For the records below, say how many lines contain the string "NASA". Give the number only.

**SOURCE INFORMATION:**
┄┄┄┄┄┄┄┄┄┄

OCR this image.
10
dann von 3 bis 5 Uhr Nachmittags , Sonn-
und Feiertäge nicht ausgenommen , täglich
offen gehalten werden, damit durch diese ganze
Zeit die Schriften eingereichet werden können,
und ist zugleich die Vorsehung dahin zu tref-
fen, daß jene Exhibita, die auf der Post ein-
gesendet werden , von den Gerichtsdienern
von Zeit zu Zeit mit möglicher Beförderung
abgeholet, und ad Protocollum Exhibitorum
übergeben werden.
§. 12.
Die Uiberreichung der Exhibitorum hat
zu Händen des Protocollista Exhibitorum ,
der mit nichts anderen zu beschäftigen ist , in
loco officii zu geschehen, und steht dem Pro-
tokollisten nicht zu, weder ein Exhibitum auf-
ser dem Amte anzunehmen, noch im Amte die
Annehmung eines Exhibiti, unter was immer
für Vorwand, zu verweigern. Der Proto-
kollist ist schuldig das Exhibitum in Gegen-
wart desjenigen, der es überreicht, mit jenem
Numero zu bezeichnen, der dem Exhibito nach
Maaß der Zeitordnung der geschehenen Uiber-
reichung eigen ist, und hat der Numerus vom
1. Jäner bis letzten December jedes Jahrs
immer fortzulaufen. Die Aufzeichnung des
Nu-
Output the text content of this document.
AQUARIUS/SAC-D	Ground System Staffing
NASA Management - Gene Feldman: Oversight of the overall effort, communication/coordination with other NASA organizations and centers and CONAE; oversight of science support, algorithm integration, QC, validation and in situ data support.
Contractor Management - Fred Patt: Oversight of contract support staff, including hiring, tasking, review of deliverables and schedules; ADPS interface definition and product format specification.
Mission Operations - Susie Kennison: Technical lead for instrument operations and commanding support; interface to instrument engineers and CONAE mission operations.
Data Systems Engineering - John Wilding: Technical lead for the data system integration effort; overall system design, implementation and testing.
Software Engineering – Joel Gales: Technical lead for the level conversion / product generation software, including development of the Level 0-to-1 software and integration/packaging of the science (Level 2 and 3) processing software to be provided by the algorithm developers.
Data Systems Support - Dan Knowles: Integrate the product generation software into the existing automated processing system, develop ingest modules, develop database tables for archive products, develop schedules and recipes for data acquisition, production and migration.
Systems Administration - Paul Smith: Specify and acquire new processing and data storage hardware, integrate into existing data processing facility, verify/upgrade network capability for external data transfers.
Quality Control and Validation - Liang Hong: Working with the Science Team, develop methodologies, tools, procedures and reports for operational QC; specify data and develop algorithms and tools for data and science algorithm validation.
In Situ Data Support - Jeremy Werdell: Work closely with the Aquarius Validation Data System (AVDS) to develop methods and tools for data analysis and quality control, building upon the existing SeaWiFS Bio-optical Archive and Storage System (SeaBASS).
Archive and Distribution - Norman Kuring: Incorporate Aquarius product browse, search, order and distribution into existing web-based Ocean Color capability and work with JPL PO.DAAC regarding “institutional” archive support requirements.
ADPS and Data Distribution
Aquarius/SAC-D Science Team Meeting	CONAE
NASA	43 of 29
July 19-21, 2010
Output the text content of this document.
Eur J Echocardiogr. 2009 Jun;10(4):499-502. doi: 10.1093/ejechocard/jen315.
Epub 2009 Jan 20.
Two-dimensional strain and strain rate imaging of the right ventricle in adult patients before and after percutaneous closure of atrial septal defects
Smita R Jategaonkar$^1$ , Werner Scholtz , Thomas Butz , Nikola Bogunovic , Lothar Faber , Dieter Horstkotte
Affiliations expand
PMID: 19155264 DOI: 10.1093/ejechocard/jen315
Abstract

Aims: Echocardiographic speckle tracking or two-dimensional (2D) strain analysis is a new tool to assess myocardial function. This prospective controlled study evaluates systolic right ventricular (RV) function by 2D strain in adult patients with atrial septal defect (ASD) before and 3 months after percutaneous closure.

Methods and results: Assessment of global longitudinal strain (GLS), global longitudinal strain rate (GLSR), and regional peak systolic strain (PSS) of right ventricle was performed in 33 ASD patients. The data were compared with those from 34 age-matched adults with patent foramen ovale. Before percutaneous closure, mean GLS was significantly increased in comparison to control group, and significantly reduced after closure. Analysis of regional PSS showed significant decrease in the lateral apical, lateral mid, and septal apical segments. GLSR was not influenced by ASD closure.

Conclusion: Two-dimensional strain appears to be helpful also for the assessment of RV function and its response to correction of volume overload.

┄┄┄┄┄┄┄┄┄┄

**OUTPUT OF THE EXERCISE:** 2